--- DATASET RECORDS ---

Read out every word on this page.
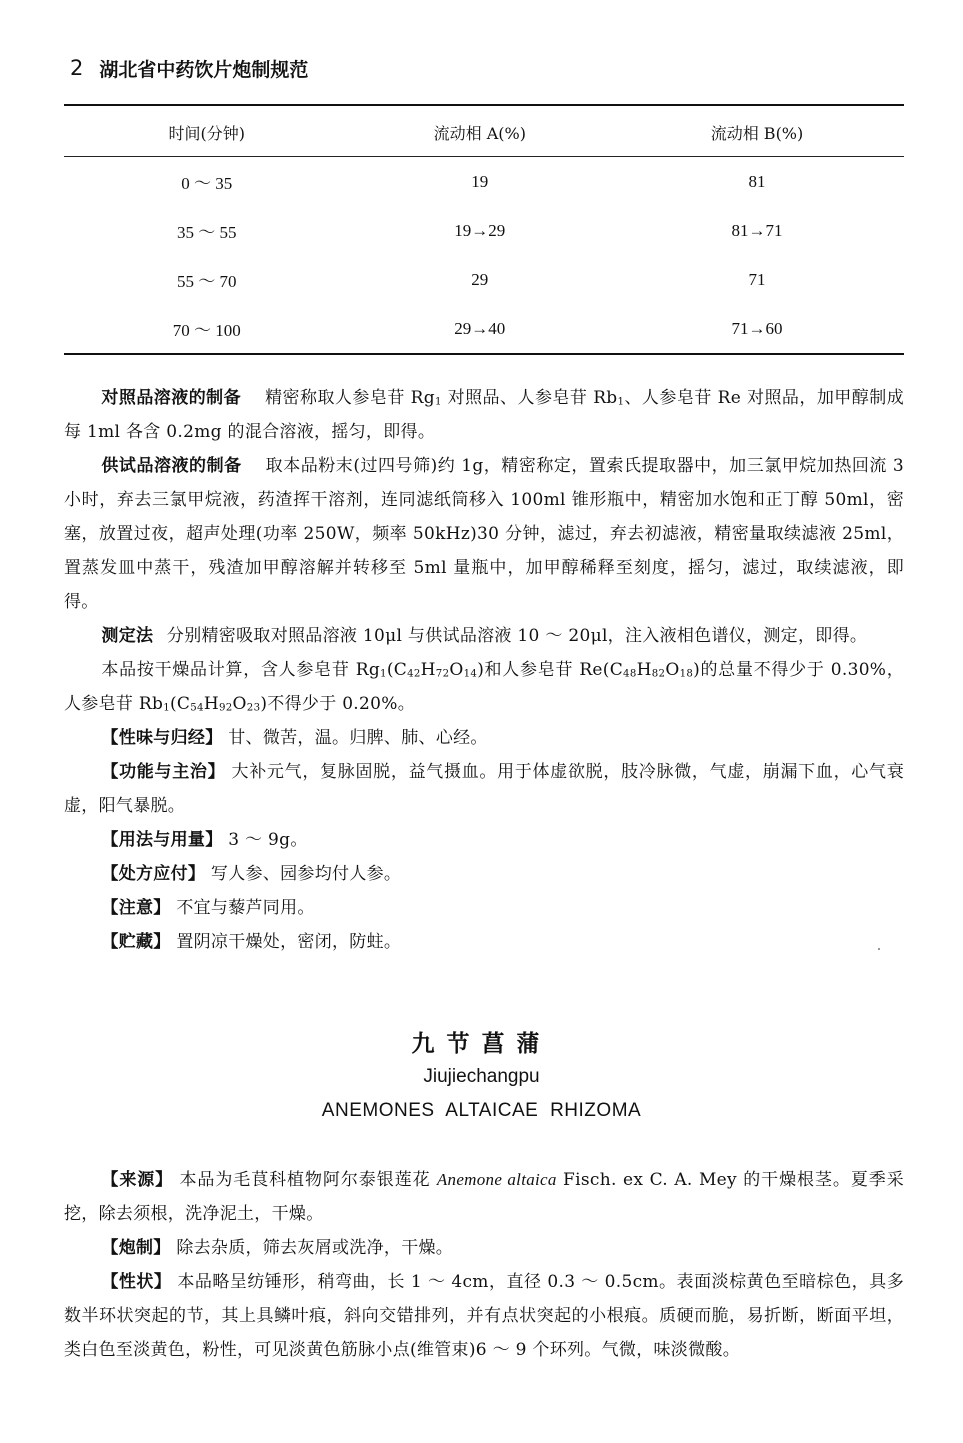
2 湖北省中药饮片炮制规范
时间(分钟)	流动相 A(%)	流动相 B(%)
0 ～ 35	19	81
35 ～ 55	19→29	81→71
55 ～ 70	29	71
70 ～ 100	29→40	71→60

对照品溶液的制备 精密称取人参皂苷 $Rg_1$ 对照品、人参皂苷 $Rb_1$、人参皂苷 Re 对照品，加甲醇制成每 1ml 各含 0.2mg 的混合溶液，摇匀，即得。

供试品溶液的制备 取本品粉末(过四号筛)约 1g，精密称定，置索氏提取器中，加三氯甲烷加热回流 3 小时，弃去三氯甲烷液，药渣挥干溶剂，连同滤纸筒移入 100ml 锥形瓶中，精密加水饱和正丁醇 50ml，密塞，放置过夜，超声处理(功率 250W，频率 50kHz)30 分钟，滤过，弃去初滤液，精密量取续滤液 25ml，置蒸发皿中蒸干，残渣加甲醇溶解并转移至 5ml 量瓶中，加甲醇稀释至刻度，摇匀，滤过，取续滤液，即得。

测定法 分别精密吸取对照品溶液 10μl 与供试品溶液 10 ～ 20μl，注入液相色谱仪，测定，即得。

本品按干燥品计算，含人参皂苷 $Rg_1(C_{42}H_{72}O_{14})$和人参皂苷 $Re(C_{48}H_{82}O_{18})$的总量不得少于 0.30%，人参皂苷 $Rb_1(C_{54}H_{92}O_{23})$不得少于 0.20%。

【性味与归经】 甘、微苦，温。归脾、肺、心经。

【功能与主治】 大补元气，复脉固脱，益气摄血。用于体虚欲脱，肢冷脉微，气虚，崩漏下血，心气衰虚，阳气暴脱。

【用法与用量】 3 ～ 9g。

【处方应付】 写人参、园参均付人参。

【注意】 不宜与藜芦同用。

【贮藏】 置阴凉干燥处，密闭，防蛀。

九节菖蒲
Jiujiechangpu
ANEMONES ALTAICAE RHIZOMA

【来源】 本品为毛茛科植物阿尔泰银莲花 Anemone altaica Fisch. ex C. A. Mey 的干燥根茎。夏季采挖，除去须根，洗净泥土，干燥。

【炮制】 除去杂质，筛去灰屑或洗净，干燥。

【性状】 本品略呈纺锤形，稍弯曲，长 1 ～ 4cm，直径 0.3 ～ 0.5cm。表面淡棕黄色至暗棕色，具多数半环状突起的节，其上具鳞叶痕，斜向交错排列，并有点状突起的小根痕。质硬而脆，易折断，断面平坦，类白色至淡黄色，粉性，可见淡黄色筋脉小点(维管束)6 ～ 9 个环列。气微，味淡微酸。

---

Images must not appear in the copy; reproduce everything else in the records verbatim.

▸ RESPONSE TO THIS EXERCISE:
Read out every word on this page.
2 湖北省中药饮片炮制规范
时间(分钟)	流动相 A(%)	流动相 B(%)
0 ～ 35	19	81
35 ～ 55	19→29	81→71
55 ～ 70	29	71
70 ～ 100	29→40	71→60

对照品溶液的制备 精密称取人参皂苷 $Rg_1$ 对照品、人参皂苷 $Rb_1$、人参皂苷 Re 对照品，加甲醇制成每 1ml 各含 0.2mg 的混合溶液，摇匀，即得。

供试品溶液的制备 取本品粉末(过四号筛)约 1g，精密称定，置索氏提取器中，加三氯甲烷加热回流 3 小时，弃去三氯甲烷液，药渣挥干溶剂，连同滤纸筒移入 100ml 锥形瓶中，精密加水饱和正丁醇 50ml，密塞，放置过夜，超声处理(功率 250W，频率 50kHz)30 分钟，滤过，弃去初滤液，精密量取续滤液 25ml，置蒸发皿中蒸干，残渣加甲醇溶解并转移至 5ml 量瓶中，加甲醇稀释至刻度，摇匀，滤过，取续滤液，即得。

测定法 分别精密吸取对照品溶液 10μl 与供试品溶液 10 ～ 20μl，注入液相色谱仪，测定，即得。

本品按干燥品计算，含人参皂苷 $Rg_1(C_{42}H_{72}O_{14})$和人参皂苷 $Re(C_{48}H_{82}O_{18})$的总量不得少于 0.30%，人参皂苷 $Rb_1(C_{54}H_{92}O_{23})$不得少于 0.20%。

【性味与归经】 甘、微苦，温。归脾、肺、心经。

【功能与主治】 大补元气，复脉固脱，益气摄血。用于体虚欲脱，肢冷脉微，气虚，崩漏下血，心气衰虚，阳气暴脱。

【用法与用量】 3 ～ 9g。

【处方应付】 写人参、园参均付人参。

【注意】 不宜与藜芦同用。

【贮藏】 置阴凉干燥处，密闭，防蛀。

九节菖蒲
Jiujiechangpu
ANEMONES ALTAICAE RHIZOMA

【来源】 本品为毛茛科植物阿尔泰银莲花 Anemone altaica Fisch. ex C. A. Mey 的干燥根茎。夏季采挖，除去须根，洗净泥土，干燥。

【炮制】 除去杂质，筛去灰屑或洗净，干燥。

【性状】 本品略呈纺锤形，稍弯曲，长 1 ～ 4cm，直径 0.3 ～ 0.5cm。表面淡棕黄色至暗棕色，具多数半环状突起的节，其上具鳞叶痕，斜向交错排列，并有点状突起的小根痕。质硬而脆，易折断，断面平坦，类白色至淡黄色，粉性，可见淡黄色筋脉小点(维管束)6 ～ 9 个环列。气微，味淡微酸。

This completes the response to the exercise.